▶ DO THIS:
Restate the full set of records exactly, word for word.

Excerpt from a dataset
————————

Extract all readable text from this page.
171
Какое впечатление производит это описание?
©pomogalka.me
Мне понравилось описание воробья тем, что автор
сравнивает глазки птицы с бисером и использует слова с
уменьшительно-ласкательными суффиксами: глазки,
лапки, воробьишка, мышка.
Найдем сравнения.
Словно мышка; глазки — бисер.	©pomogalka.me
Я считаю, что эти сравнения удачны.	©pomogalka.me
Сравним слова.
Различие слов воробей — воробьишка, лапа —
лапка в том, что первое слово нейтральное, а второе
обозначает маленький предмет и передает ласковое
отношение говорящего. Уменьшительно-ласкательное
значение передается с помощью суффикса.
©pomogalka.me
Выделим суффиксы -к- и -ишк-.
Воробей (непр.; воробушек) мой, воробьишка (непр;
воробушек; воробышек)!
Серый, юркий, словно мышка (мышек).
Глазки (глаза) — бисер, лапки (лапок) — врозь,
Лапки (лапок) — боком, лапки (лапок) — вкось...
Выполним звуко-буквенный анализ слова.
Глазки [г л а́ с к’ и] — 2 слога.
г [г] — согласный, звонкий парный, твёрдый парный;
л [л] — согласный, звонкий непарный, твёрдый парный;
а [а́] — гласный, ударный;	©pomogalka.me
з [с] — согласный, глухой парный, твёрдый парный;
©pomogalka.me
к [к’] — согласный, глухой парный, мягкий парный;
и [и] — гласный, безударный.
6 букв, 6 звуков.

————————

▶ FULL OUTPUT:
Extract all readable text from this page.
171
Какое впечатление производит это описание?
©pomogalka.me
Мне понравилось описание воробья тем, что автор
сравнивает глазки птицы с бисером и использует слова с
уменьшительно-ласкательными суффиксами: глазки,
лапки, воробьишка, мышка.
Найдем сравнения.
Словно мышка; глазки — бисер.	©pomogalka.me
Я считаю, что эти сравнения удачны.	©pomogalka.me
Сравним слова.
Различие слов воробей — воробьишка, лапа —
лапка в том, что первое слово нейтральное, а второе
обозначает маленький предмет и передает ласковое
отношение говорящего. Уменьшительно-ласкательное
значение передается с помощью суффикса.
©pomogalka.me
Выделим суффиксы -к- и -ишк-.
Воробей (непр.; воробушек) мой, воробьишка (непр;
воробушек; воробышек)!
Серый, юркий, словно мышка (мышек).
Глазки (глаза) — бисер, лапки (лапок) — врозь,
Лапки (лапок) — боком, лапки (лапок) — вкось...
Выполним звуко-буквенный анализ слова.
Глазки [г л а́ с к’ и] — 2 слога.
г [г] — согласный, звонкий парный, твёрдый парный;
л [л] — согласный, звонкий непарный, твёрдый парный;
а [а́] — гласный, ударный;	©pomogalka.me
з [с] — согласный, глухой парный, твёрдый парный;
©pomogalka.me
к [к’] — согласный, глухой парный, мягкий парный;
и [и] — гласный, безударный.
6 букв, 6 звуков.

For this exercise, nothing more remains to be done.